Written request:
Extract every line that includes the string "marker".
──────────
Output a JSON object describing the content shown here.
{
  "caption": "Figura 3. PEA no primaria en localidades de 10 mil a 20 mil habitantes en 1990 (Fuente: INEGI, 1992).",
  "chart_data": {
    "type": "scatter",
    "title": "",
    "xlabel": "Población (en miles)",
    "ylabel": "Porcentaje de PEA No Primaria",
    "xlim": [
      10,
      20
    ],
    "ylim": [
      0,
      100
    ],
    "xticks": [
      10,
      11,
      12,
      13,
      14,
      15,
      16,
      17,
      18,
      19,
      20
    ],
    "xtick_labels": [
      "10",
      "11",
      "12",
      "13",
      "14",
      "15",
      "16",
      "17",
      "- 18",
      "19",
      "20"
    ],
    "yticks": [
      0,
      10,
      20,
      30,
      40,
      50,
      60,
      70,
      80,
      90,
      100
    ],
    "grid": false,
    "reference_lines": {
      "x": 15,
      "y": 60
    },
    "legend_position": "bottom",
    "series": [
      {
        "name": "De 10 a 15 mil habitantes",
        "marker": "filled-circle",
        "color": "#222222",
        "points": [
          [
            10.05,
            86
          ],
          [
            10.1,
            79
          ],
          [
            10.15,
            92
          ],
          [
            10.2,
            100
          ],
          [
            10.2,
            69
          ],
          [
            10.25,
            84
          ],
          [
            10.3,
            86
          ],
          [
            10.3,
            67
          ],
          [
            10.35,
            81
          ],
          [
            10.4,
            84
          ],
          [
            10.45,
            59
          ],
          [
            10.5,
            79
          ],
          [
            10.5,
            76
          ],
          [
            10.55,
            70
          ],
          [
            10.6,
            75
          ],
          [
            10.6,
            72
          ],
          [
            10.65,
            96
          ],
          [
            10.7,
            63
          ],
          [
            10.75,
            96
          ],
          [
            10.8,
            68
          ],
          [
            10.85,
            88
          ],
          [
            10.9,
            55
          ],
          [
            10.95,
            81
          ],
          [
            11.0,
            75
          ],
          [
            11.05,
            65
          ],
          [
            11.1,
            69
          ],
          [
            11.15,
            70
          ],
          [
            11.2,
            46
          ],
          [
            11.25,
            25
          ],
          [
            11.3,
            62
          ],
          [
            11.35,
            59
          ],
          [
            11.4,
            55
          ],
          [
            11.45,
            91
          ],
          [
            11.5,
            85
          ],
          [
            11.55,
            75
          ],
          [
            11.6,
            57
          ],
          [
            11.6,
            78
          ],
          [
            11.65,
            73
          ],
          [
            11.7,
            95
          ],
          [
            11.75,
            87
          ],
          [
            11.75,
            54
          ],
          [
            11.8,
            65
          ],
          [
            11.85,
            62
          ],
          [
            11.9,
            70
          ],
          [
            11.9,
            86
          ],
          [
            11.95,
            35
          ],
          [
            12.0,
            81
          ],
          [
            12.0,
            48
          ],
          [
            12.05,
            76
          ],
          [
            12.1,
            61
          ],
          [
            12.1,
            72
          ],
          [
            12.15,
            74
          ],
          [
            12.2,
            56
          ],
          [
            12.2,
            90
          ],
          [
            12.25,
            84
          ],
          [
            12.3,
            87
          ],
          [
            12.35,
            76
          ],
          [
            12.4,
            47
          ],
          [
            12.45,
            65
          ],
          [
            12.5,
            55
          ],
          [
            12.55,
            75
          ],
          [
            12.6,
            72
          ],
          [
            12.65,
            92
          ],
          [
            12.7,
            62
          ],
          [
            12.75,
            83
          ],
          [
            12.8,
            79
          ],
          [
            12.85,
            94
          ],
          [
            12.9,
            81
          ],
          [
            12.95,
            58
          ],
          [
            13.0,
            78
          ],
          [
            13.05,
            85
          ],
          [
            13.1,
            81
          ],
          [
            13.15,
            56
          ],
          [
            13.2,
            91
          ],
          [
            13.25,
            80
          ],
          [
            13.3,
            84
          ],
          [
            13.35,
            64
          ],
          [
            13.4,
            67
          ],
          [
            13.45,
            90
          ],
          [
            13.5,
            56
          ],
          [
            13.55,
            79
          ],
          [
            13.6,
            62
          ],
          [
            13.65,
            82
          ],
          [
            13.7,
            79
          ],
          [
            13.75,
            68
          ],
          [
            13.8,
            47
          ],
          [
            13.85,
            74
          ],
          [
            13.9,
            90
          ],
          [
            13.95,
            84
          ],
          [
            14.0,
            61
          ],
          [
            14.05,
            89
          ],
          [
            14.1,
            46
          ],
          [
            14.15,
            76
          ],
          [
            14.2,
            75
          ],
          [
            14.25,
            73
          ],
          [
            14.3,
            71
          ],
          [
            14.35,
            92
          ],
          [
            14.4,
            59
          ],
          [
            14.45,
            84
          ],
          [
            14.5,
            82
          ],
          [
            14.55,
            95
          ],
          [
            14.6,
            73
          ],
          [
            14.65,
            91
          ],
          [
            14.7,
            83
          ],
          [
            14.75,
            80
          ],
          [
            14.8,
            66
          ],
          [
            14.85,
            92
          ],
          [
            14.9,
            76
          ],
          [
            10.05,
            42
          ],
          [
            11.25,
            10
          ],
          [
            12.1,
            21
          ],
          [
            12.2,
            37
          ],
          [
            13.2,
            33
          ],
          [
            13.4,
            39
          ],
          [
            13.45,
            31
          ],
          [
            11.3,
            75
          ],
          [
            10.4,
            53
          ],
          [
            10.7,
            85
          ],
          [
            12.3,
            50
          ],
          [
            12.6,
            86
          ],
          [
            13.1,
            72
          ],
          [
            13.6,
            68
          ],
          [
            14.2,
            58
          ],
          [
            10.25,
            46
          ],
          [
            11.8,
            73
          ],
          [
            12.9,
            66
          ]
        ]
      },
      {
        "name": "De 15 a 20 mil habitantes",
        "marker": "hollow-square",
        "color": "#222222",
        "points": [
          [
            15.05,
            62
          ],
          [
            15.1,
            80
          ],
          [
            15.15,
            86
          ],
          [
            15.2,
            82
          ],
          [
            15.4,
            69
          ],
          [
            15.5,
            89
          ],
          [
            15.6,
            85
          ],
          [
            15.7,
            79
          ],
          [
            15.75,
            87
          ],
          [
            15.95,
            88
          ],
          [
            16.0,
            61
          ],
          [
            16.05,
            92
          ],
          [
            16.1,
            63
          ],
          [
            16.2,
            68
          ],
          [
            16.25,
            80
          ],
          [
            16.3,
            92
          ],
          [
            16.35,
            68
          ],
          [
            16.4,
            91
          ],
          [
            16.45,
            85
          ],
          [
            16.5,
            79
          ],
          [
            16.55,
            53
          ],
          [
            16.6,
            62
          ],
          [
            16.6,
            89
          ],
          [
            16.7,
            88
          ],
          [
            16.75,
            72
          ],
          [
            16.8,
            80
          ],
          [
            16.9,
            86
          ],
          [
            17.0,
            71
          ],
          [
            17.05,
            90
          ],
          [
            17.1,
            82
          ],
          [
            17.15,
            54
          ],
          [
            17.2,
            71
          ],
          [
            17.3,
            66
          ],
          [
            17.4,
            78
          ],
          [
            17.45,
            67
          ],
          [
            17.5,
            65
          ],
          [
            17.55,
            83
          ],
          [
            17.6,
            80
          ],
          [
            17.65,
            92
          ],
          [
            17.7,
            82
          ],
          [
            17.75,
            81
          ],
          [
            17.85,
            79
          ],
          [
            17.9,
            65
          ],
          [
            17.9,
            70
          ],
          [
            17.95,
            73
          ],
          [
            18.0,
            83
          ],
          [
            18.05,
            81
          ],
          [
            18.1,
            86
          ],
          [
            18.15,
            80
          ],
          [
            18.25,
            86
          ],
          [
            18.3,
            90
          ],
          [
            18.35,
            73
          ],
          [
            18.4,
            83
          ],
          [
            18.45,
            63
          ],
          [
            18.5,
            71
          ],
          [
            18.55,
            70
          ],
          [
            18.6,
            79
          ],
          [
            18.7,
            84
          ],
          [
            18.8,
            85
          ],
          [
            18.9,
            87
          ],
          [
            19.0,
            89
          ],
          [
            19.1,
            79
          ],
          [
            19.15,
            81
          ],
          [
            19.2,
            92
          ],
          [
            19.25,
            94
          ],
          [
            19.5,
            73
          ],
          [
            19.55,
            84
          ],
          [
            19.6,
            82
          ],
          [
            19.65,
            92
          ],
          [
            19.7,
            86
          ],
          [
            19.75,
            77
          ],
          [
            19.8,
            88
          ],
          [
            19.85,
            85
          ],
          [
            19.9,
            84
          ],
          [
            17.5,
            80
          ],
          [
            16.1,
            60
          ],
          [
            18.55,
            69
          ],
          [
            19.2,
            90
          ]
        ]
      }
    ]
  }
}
──────────
Solution to the problem:
        "marker": "filled-circle",
        "marker": "hollow-square",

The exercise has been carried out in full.